DATASET RECORDS:
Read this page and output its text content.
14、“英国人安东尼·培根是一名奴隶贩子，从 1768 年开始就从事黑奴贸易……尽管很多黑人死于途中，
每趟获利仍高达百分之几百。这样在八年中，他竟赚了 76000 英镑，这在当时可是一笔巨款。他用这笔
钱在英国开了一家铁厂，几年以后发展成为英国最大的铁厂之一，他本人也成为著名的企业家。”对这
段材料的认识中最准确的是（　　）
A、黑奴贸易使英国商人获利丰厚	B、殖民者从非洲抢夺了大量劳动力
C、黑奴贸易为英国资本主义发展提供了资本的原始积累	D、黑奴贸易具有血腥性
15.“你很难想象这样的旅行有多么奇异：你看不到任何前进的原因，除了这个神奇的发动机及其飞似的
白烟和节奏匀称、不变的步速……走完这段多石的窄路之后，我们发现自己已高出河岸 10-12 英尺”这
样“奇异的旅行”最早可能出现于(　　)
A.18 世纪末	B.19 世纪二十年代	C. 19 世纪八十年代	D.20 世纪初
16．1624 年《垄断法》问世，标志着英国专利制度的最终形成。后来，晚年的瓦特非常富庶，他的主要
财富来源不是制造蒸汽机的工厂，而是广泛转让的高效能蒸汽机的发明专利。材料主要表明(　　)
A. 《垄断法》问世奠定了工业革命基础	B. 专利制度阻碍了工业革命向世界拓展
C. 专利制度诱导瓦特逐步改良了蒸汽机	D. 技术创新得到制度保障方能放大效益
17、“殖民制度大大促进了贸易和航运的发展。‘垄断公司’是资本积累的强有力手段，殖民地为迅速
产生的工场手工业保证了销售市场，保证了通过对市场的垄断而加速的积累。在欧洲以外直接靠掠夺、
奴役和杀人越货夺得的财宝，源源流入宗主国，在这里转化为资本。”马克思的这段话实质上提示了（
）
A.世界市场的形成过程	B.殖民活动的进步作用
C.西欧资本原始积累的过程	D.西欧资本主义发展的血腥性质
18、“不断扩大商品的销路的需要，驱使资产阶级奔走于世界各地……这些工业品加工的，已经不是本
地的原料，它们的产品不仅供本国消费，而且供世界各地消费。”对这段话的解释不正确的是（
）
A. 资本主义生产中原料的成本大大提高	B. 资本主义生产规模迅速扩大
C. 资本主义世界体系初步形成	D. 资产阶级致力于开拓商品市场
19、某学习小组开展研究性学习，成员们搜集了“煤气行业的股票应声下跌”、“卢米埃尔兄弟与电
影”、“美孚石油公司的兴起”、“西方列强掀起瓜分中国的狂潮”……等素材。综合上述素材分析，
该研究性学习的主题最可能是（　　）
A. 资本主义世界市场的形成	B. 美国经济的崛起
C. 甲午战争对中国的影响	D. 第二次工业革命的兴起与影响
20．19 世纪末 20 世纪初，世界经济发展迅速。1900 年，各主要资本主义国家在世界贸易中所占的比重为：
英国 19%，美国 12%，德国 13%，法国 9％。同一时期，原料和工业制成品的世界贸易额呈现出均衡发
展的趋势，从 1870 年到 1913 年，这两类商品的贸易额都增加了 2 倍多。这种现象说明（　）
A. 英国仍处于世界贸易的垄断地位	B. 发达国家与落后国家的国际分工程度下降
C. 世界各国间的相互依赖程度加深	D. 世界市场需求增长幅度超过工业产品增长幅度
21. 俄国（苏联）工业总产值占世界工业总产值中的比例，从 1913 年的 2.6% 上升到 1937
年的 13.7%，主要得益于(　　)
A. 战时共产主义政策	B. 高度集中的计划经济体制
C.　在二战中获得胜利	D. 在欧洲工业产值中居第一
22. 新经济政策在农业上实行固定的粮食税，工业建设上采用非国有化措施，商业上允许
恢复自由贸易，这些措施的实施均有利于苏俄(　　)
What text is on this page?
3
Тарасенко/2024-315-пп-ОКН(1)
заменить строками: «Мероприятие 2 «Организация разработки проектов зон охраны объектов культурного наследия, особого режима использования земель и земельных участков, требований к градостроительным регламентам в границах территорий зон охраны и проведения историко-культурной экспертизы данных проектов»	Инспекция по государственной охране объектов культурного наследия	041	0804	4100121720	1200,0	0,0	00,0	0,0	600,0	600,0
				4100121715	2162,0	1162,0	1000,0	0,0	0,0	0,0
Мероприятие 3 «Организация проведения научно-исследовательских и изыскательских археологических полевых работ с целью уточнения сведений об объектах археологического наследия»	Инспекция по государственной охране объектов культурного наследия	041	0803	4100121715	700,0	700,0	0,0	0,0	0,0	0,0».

WORK REQUIRED: Repeat the material above exactly.

ANSWER TO THIS TASK:
Read this page and output its text content.
14、“英国人安东尼·培根是一名奴隶贩子，从 1768 年开始就从事黑奴贸易……尽管很多黑人死于途中，
每趟获利仍高达百分之几百。这样在八年中，他竟赚了 76000 英镑，这在当时可是一笔巨款。他用这笔
钱在英国开了一家铁厂，几年以后发展成为英国最大的铁厂之一，他本人也成为著名的企业家。”对这
段材料的认识中最准确的是（　　）
A、黑奴贸易使英国商人获利丰厚	B、殖民者从非洲抢夺了大量劳动力
C、黑奴贸易为英国资本主义发展提供了资本的原始积累	D、黑奴贸易具有血腥性
15.“你很难想象这样的旅行有多么奇异：你看不到任何前进的原因，除了这个神奇的发动机及其飞似的
白烟和节奏匀称、不变的步速……走完这段多石的窄路之后，我们发现自己已高出河岸 10-12 英尺”这
样“奇异的旅行”最早可能出现于(　　)
A.18 世纪末	B.19 世纪二十年代	C. 19 世纪八十年代	D.20 世纪初
16．1624 年《垄断法》问世，标志着英国专利制度的最终形成。后来，晚年的瓦特非常富庶，他的主要
财富来源不是制造蒸汽机的工厂，而是广泛转让的高效能蒸汽机的发明专利。材料主要表明(　　)
A. 《垄断法》问世奠定了工业革命基础	B. 专利制度阻碍了工业革命向世界拓展
C. 专利制度诱导瓦特逐步改良了蒸汽机	D. 技术创新得到制度保障方能放大效益
17、“殖民制度大大促进了贸易和航运的发展。‘垄断公司’是资本积累的强有力手段，殖民地为迅速
产生的工场手工业保证了销售市场，保证了通过对市场的垄断而加速的积累。在欧洲以外直接靠掠夺、
奴役和杀人越货夺得的财宝，源源流入宗主国，在这里转化为资本。”马克思的这段话实质上提示了（
）
A.世界市场的形成过程	B.殖民活动的进步作用
C.西欧资本原始积累的过程	D.西欧资本主义发展的血腥性质
18、“不断扩大商品的销路的需要，驱使资产阶级奔走于世界各地……这些工业品加工的，已经不是本
地的原料，它们的产品不仅供本国消费，而且供世界各地消费。”对这段话的解释不正确的是（
）
A. 资本主义生产中原料的成本大大提高	B. 资本主义生产规模迅速扩大
C. 资本主义世界体系初步形成	D. 资产阶级致力于开拓商品市场
19、某学习小组开展研究性学习，成员们搜集了“煤气行业的股票应声下跌”、“卢米埃尔兄弟与电
影”、“美孚石油公司的兴起”、“西方列强掀起瓜分中国的狂潮”……等素材。综合上述素材分析，
该研究性学习的主题最可能是（　　）
A. 资本主义世界市场的形成	B. 美国经济的崛起
C. 甲午战争对中国的影响	D. 第二次工业革命的兴起与影响
20．19 世纪末 20 世纪初，世界经济发展迅速。1900 年，各主要资本主义国家在世界贸易中所占的比重为：
英国 19%，美国 12%，德国 13%，法国 9％。同一时期，原料和工业制成品的世界贸易额呈现出均衡发
展的趋势，从 1870 年到 1913 年，这两类商品的贸易额都增加了 2 倍多。这种现象说明（　）
A. 英国仍处于世界贸易的垄断地位	B. 发达国家与落后国家的国际分工程度下降
C. 世界各国间的相互依赖程度加深	D. 世界市场需求增长幅度超过工业产品增长幅度
21. 俄国（苏联）工业总产值占世界工业总产值中的比例，从 1913 年的 2.6% 上升到 1937
年的 13.7%，主要得益于(　　)
A. 战时共产主义政策	B. 高度集中的计划经济体制
C.　在二战中获得胜利	D. 在欧洲工业产值中居第一
22. 新经济政策在农业上实行固定的粮食税，工业建设上采用非国有化措施，商业上允许
恢复自由贸易，这些措施的实施均有利于苏俄(　　)
What text is on this page?
3
Тарасенко/2024-315-пп-ОКН(1)
заменить строками: «Мероприятие 2 «Организация разработки проектов зон охраны объектов культурного наследия, особого режима использования земель и земельных участков, требований к градостроительным регламентам в границах территорий зон охраны и проведения историко-культурной экспертизы данных проектов»	Инспекция по государственной охране объектов культурного наследия	041	0804	4100121720	1200,0	0,0	00,0	0,0	600,0	600,0
				4100121715	2162,0	1162,0	1000,0	0,0	0,0	0,0
Мероприятие 3 «Организация проведения научно-исследовательских и изыскательских археологических полевых работ с целью уточнения сведений об объектах археологического наследия»	Инспекция по государственной охране объектов культурного наследия	041	0803	4100121715	700,0	700,0	0,0	0,0	0,0	0,0».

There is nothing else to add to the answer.